▶ **WHAT TO WORK ON**
Each entry should be quoted word for word, including every mark of punctuation.

▶ **STORED DATA**
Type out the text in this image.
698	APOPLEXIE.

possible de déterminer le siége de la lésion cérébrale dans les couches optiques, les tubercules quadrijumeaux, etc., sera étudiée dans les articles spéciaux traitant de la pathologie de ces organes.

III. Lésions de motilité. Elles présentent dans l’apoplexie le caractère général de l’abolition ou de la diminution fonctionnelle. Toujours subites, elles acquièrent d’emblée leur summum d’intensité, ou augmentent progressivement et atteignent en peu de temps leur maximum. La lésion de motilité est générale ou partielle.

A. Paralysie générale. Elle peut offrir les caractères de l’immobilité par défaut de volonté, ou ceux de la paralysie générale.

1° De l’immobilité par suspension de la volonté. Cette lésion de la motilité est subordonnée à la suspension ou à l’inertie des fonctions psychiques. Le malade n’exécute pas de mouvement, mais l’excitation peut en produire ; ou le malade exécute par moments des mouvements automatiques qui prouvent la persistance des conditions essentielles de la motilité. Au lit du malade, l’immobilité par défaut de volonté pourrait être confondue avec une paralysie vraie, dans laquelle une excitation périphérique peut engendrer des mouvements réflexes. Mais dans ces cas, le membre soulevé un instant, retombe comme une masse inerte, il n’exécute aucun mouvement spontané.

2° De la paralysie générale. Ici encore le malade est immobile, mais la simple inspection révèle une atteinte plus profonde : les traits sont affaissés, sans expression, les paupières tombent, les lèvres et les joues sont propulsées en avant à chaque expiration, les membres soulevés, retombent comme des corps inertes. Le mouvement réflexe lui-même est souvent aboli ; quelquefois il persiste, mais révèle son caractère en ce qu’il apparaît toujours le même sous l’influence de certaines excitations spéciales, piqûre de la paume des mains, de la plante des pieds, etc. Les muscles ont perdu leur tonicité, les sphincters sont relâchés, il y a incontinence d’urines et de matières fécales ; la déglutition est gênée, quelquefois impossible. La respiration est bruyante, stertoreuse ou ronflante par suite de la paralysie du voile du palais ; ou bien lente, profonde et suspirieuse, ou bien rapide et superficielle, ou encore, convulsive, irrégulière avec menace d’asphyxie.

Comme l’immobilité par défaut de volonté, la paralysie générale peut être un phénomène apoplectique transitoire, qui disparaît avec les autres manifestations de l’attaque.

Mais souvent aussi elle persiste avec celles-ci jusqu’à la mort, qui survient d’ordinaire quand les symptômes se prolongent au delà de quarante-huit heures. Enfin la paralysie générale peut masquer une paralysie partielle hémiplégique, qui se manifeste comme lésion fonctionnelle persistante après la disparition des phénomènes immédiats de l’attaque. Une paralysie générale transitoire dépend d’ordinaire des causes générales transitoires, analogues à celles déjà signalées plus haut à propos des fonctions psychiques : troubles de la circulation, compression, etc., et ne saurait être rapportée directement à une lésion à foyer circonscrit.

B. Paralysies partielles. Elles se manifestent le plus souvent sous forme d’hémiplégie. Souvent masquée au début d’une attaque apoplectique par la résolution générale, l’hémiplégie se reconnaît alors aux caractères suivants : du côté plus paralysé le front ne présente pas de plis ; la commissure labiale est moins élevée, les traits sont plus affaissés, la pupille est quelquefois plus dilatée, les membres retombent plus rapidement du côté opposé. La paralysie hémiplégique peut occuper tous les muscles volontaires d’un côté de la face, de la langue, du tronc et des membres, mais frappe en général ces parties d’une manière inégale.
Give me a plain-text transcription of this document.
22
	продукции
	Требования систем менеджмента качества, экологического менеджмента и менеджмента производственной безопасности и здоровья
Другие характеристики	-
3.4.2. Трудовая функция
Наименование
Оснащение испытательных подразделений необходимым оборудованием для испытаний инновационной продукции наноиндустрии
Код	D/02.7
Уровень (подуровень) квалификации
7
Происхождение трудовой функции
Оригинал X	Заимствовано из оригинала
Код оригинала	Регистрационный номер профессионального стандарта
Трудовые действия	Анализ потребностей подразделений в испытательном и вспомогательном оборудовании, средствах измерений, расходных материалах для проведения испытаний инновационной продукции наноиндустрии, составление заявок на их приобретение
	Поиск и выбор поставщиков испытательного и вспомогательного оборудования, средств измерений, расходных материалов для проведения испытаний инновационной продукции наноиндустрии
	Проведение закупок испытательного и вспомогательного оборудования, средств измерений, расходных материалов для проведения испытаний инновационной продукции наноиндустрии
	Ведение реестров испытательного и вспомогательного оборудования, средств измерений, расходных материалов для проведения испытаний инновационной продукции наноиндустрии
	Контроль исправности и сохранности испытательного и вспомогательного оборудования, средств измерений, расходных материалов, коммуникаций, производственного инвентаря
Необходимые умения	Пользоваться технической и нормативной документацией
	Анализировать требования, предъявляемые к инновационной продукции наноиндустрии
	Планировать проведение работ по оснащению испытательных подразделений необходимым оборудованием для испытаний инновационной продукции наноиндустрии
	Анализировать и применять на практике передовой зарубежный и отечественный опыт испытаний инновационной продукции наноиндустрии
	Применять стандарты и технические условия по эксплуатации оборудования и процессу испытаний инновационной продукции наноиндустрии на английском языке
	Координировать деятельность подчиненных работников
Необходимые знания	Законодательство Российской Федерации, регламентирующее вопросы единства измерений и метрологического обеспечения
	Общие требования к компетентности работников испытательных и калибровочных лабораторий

▶ **TASK OUTPUT**
Type out the text in this image.
698	APOPLEXIE.

possible de déterminer le siége de la lésion cérébrale dans les couches optiques, les tubercules quadrijumeaux, etc., sera étudiée dans les articles spéciaux traitant de la pathologie de ces organes.

III. Lésions de motilité. Elles présentent dans l’apoplexie le caractère général de l’abolition ou de la diminution fonctionnelle. Toujours subites, elles acquièrent d’emblée leur summum d’intensité, ou augmentent progressivement et atteignent en peu de temps leur maximum. La lésion de motilité est générale ou partielle.

A. Paralysie générale. Elle peut offrir les caractères de l’immobilité par défaut de volonté, ou ceux de la paralysie générale.

1° De l’immobilité par suspension de la volonté. Cette lésion de la motilité est subordonnée à la suspension ou à l’inertie des fonctions psychiques. Le malade n’exécute pas de mouvement, mais l’excitation peut en produire ; ou le malade exécute par moments des mouvements automatiques qui prouvent la persistance des conditions essentielles de la motilité. Au lit du malade, l’immobilité par défaut de volonté pourrait être confondue avec une paralysie vraie, dans laquelle une excitation périphérique peut engendrer des mouvements réflexes. Mais dans ces cas, le membre soulevé un instant, retombe comme une masse inerte, il n’exécute aucun mouvement spontané.

2° De la paralysie générale. Ici encore le malade est immobile, mais la simple inspection révèle une atteinte plus profonde : les traits sont affaissés, sans expression, les paupières tombent, les lèvres et les joues sont propulsées en avant à chaque expiration, les membres soulevés, retombent comme des corps inertes. Le mouvement réflexe lui-même est souvent aboli ; quelquefois il persiste, mais révèle son caractère en ce qu’il apparaît toujours le même sous l’influence de certaines excitations spéciales, piqûre de la paume des mains, de la plante des pieds, etc. Les muscles ont perdu leur tonicité, les sphincters sont relâchés, il y a incontinence d’urines et de matières fécales ; la déglutition est gênée, quelquefois impossible. La respiration est bruyante, stertoreuse ou ronflante par suite de la paralysie du voile du palais ; ou bien lente, profonde et suspirieuse, ou bien rapide et superficielle, ou encore, convulsive, irrégulière avec menace d’asphyxie.

Comme l’immobilité par défaut de volonté, la paralysie générale peut être un phénomène apoplectique transitoire, qui disparaît avec les autres manifestations de l’attaque.

Mais souvent aussi elle persiste avec celles-ci jusqu’à la mort, qui survient d’ordinaire quand les symptômes se prolongent au delà de quarante-huit heures. Enfin la paralysie générale peut masquer une paralysie partielle hémiplégique, qui se manifeste comme lésion fonctionnelle persistante après la disparition des phénomènes immédiats de l’attaque. Une paralysie générale transitoire dépend d’ordinaire des causes générales transitoires, analogues à celles déjà signalées plus haut à propos des fonctions psychiques : troubles de la circulation, compression, etc., et ne saurait être rapportée directement à une lésion à foyer circonscrit.

B. Paralysies partielles. Elles se manifestent le plus souvent sous forme d’hémiplégie. Souvent masquée au début d’une attaque apoplectique par la résolution générale, l’hémiplégie se reconnaît alors aux caractères suivants : du côté plus paralysé le front ne présente pas de plis ; la commissure labiale est moins élevée, les traits sont plus affaissés, la pupille est quelquefois plus dilatée, les membres retombent plus rapidement du côté opposé. La paralysie hémiplégique peut occuper tous les muscles volontaires d’un côté de la face, de la langue, du tronc et des membres, mais frappe en général ces parties d’une manière inégale.
Give me a plain-text transcription of this document.
22
	продукции
	Требования систем менеджмента качества, экологического менеджмента и менеджмента производственной безопасности и здоровья
Другие характеристики	-
3.4.2. Трудовая функция
Наименование
Оснащение испытательных подразделений необходимым оборудованием для испытаний инновационной продукции наноиндустрии
Код	D/02.7
Уровень (подуровень) квалификации
7
Происхождение трудовой функции
Оригинал X	Заимствовано из оригинала
Код оригинала	Регистрационный номер профессионального стандарта
Трудовые действия	Анализ потребностей подразделений в испытательном и вспомогательном оборудовании, средствах измерений, расходных материалах для проведения испытаний инновационной продукции наноиндустрии, составление заявок на их приобретение
	Поиск и выбор поставщиков испытательного и вспомогательного оборудования, средств измерений, расходных материалов для проведения испытаний инновационной продукции наноиндустрии
	Проведение закупок испытательного и вспомогательного оборудования, средств измерений, расходных материалов для проведения испытаний инновационной продукции наноиндустрии
	Ведение реестров испытательного и вспомогательного оборудования, средств измерений, расходных материалов для проведения испытаний инновационной продукции наноиндустрии
	Контроль исправности и сохранности испытательного и вспомогательного оборудования, средств измерений, расходных материалов, коммуникаций, производственного инвентаря
Необходимые умения	Пользоваться технической и нормативной документацией
	Анализировать требования, предъявляемые к инновационной продукции наноиндустрии
	Планировать проведение работ по оснащению испытательных подразделений необходимым оборудованием для испытаний инновационной продукции наноиндустрии
	Анализировать и применять на практике передовой зарубежный и отечественный опыт испытаний инновационной продукции наноиндустрии
	Применять стандарты и технические условия по эксплуатации оборудования и процессу испытаний инновационной продукции наноиндустрии на английском языке
	Координировать деятельность подчиненных работников
Необходимые знания	Законодательство Российской Федерации, регламентирующее вопросы единства измерений и метрологического обеспечения
	Общие требования к компетентности работников испытательных и калибровочных лабораторий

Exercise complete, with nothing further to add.